── Supplied records ──

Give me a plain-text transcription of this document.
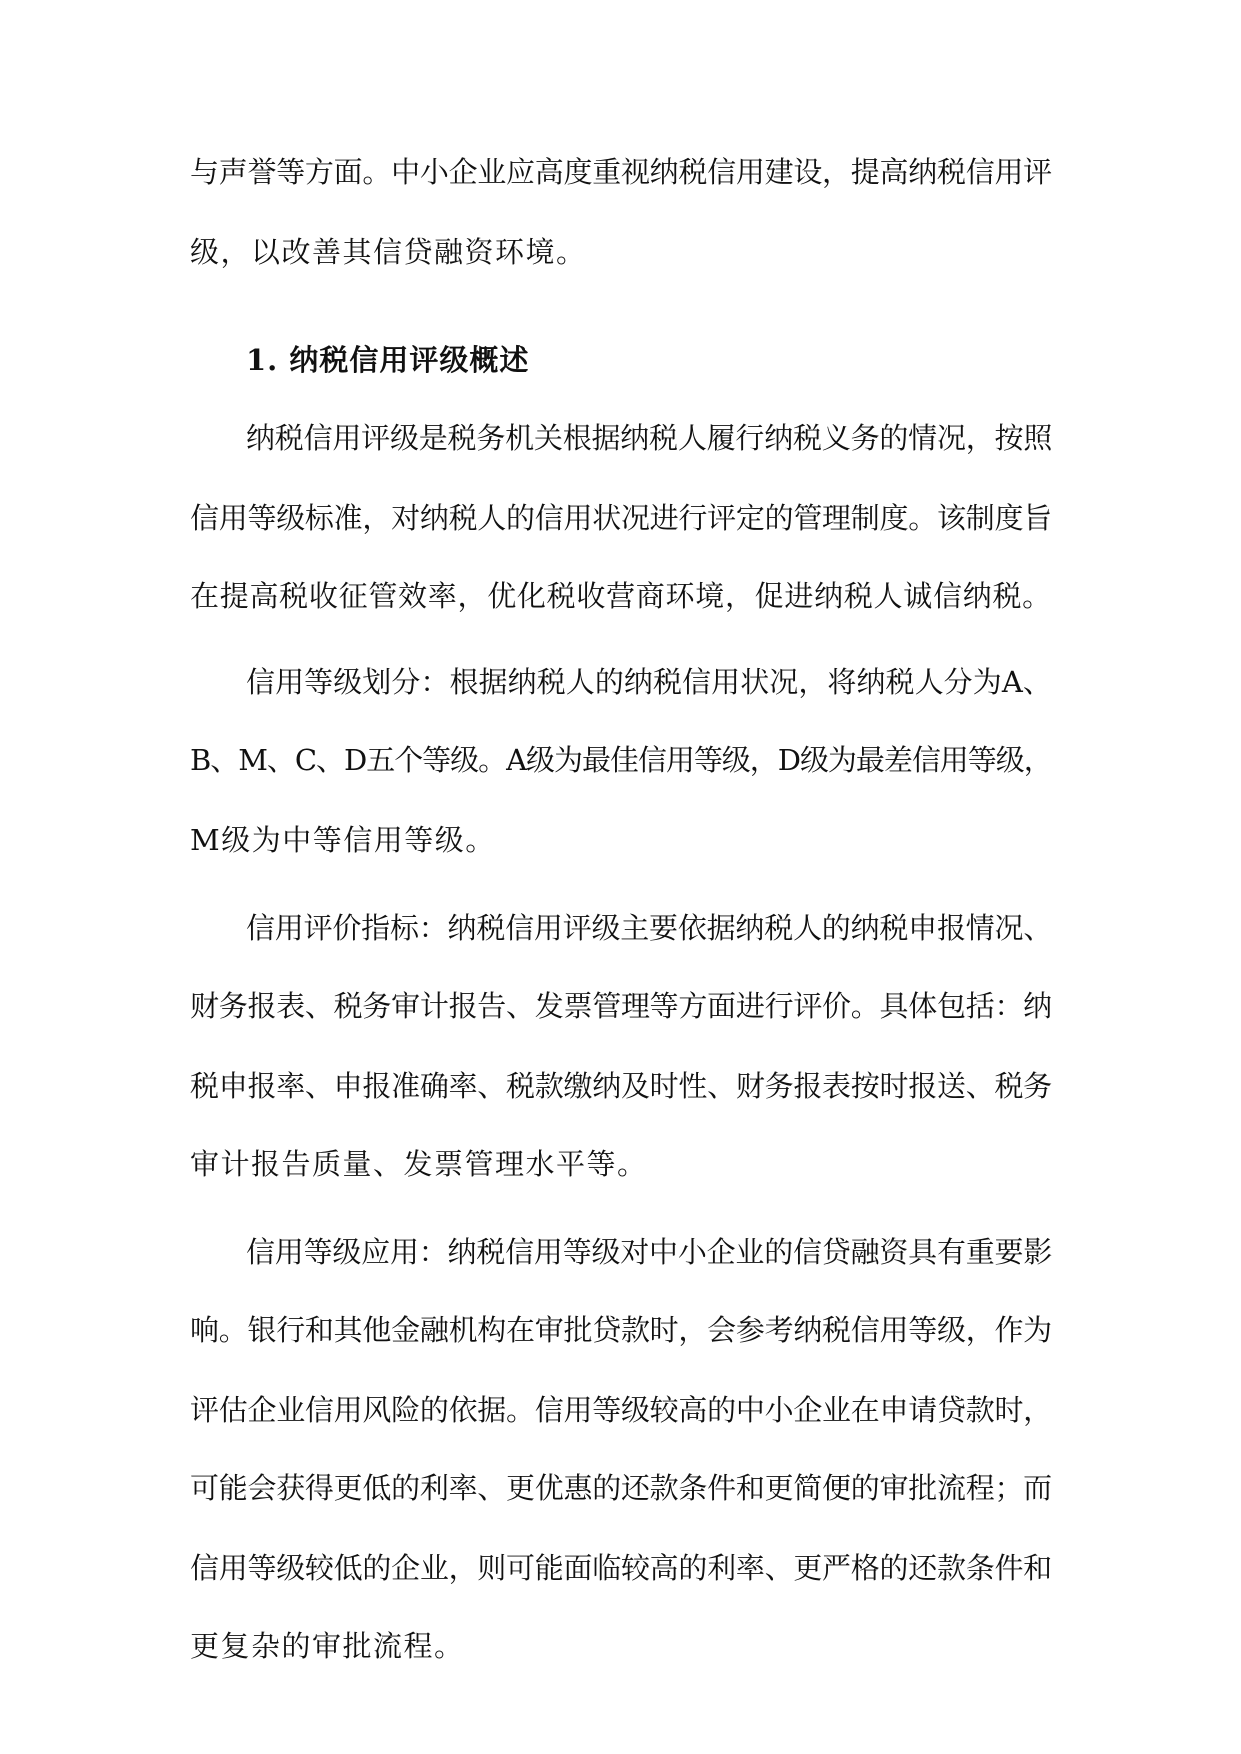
与声誉等方面。中小企业应高度重视纳税信用建设，提高纳税信用评
级，以改善其信贷融资环境。
1. 纳税信用评级概述
纳税信用评级是税务机关根据纳税人履行纳税义务的情况，按照
信用等级标准，对纳税人的信用状况进行评定的管理制度。该制度旨
在提高税收征管效率，优化税收营商环境，促进纳税人诚信纳税。
信用等级划分：根据纳税人的纳税信用状况，将纳税人分为A、
B、M、C、D五个等级。A级为最佳信用等级，D级为最差信用等级，
M级为中等信用等级。
信用评价指标：纳税信用评级主要依据纳税人的纳税申报情况、
财务报表、税务审计报告、发票管理等方面进行评价。具体包括：纳
税申报率、申报准确率、税款缴纳及时性、财务报表按时报送、税务
审计报告质量、发票管理水平等。
信用等级应用：纳税信用等级对中小企业的信贷融资具有重要影
响。银行和其他金融机构在审批贷款时，会参考纳税信用等级，作为
评估企业信用风险的依据。信用等级较高的中小企业在申请贷款时，
可能会获得更低的利率、更优惠的还款条件和更简便的审批流程；而
信用等级较低的企业，则可能面临较高的利率、更严格的还款条件和
更复杂的审批流程。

───

Omit the pictures and give the material again, exactly and in full.

**Output below**
Give me a plain-text transcription of this document.
与声誉等方面。中小企业应高度重视纳税信用建设，提高纳税信用评
级，以改善其信贷融资环境。
1. 纳税信用评级概述
纳税信用评级是税务机关根据纳税人履行纳税义务的情况，按照
信用等级标准，对纳税人的信用状况进行评定的管理制度。该制度旨
在提高税收征管效率，优化税收营商环境，促进纳税人诚信纳税。
信用等级划分：根据纳税人的纳税信用状况，将纳税人分为A、
B、M、C、D五个等级。A级为最佳信用等级，D级为最差信用等级，
M级为中等信用等级。
信用评价指标：纳税信用评级主要依据纳税人的纳税申报情况、
财务报表、税务审计报告、发票管理等方面进行评价。具体包括：纳
税申报率、申报准确率、税款缴纳及时性、财务报表按时报送、税务
审计报告质量、发票管理水平等。
信用等级应用：纳税信用等级对中小企业的信贷融资具有重要影
响。银行和其他金融机构在审批贷款时，会参考纳税信用等级，作为
评估企业信用风险的依据。信用等级较高的中小企业在申请贷款时，
可能会获得更低的利率、更优惠的还款条件和更简便的审批流程；而
信用等级较低的企业，则可能面临较高的利率、更严格的还款条件和
更复杂的审批流程。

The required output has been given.